◆ Exercise prompt
Your task is to print the material below exactly as presented.
──────── Record excerpts ────────
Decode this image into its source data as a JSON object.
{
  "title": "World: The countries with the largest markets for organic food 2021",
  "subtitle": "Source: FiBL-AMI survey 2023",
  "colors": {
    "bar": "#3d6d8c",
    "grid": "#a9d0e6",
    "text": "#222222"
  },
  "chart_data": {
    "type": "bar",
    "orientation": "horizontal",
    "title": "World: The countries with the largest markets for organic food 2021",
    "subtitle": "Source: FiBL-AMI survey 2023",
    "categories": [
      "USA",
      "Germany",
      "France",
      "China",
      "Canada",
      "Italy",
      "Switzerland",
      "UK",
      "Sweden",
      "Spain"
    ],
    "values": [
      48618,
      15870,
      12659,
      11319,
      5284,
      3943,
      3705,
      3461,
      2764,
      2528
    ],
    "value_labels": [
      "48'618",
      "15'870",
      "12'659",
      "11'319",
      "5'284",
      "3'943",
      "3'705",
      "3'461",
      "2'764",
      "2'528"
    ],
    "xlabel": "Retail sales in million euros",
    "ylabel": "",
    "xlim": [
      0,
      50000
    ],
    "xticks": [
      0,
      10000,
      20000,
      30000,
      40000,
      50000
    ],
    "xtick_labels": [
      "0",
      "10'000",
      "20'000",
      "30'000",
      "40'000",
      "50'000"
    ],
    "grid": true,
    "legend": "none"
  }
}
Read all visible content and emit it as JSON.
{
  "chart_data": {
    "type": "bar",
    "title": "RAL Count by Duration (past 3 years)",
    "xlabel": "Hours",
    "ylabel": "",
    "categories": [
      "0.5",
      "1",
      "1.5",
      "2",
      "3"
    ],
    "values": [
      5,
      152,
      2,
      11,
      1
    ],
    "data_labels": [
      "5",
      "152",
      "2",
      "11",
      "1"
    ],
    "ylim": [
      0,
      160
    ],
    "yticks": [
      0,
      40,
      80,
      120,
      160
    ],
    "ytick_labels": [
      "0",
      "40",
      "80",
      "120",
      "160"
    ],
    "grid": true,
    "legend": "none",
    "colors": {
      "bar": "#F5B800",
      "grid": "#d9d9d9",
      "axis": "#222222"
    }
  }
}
────────
◆ Result below
Decode this image into its source data as a JSON object.
{
  "title": "World: The countries with the largest markets for organic food 2021",
  "subtitle": "Source: FiBL-AMI survey 2023",
  "colors": {
    "bar": "#3d6d8c",
    "grid": "#a9d0e6",
    "text": "#222222"
  },
  "chart_data": {
    "type": "bar",
    "orientation": "horizontal",
    "title": "World: The countries with the largest markets for organic food 2021",
    "subtitle": "Source: FiBL-AMI survey 2023",
    "categories": [
      "USA",
      "Germany",
      "France",
      "China",
      "Canada",
      "Italy",
      "Switzerland",
      "UK",
      "Sweden",
      "Spain"
    ],
    "values": [
      48618,
      15870,
      12659,
      11319,
      5284,
      3943,
      3705,
      3461,
      2764,
      2528
    ],
    "value_labels": [
      "48'618",
      "15'870",
      "12'659",
      "11'319",
      "5'284",
      "3'943",
      "3'705",
      "3'461",
      "2'764",
      "2'528"
    ],
    "xlabel": "Retail sales in million euros",
    "ylabel": "",
    "xlim": [
      0,
      50000
    ],
    "xticks": [
      0,
      10000,
      20000,
      30000,
      40000,
      50000
    ],
    "xtick_labels": [
      "0",
      "10'000",
      "20'000",
      "30'000",
      "40'000",
      "50'000"
    ],
    "grid": true,
    "legend": "none"
  }
}
Read all visible content and emit it as JSON.
{
  "chart_data": {
    "type": "bar",
    "title": "RAL Count by Duration (past 3 years)",
    "xlabel": "Hours",
    "ylabel": "",
    "categories": [
      "0.5",
      "1",
      "1.5",
      "2",
      "3"
    ],
    "values": [
      5,
      152,
      2,
      11,
      1
    ],
    "data_labels": [
      "5",
      "152",
      "2",
      "11",
      "1"
    ],
    "ylim": [
      0,
      160
    ],
    "yticks": [
      0,
      40,
      80,
      120,
      160
    ],
    "ytick_labels": [
      "0",
      "40",
      "80",
      "120",
      "160"
    ],
    "grid": true,
    "legend": "none",
    "colors": {
      "bar": "#F5B800",
      "grid": "#d9d9d9",
      "axis": "#222222"
    }
  }
}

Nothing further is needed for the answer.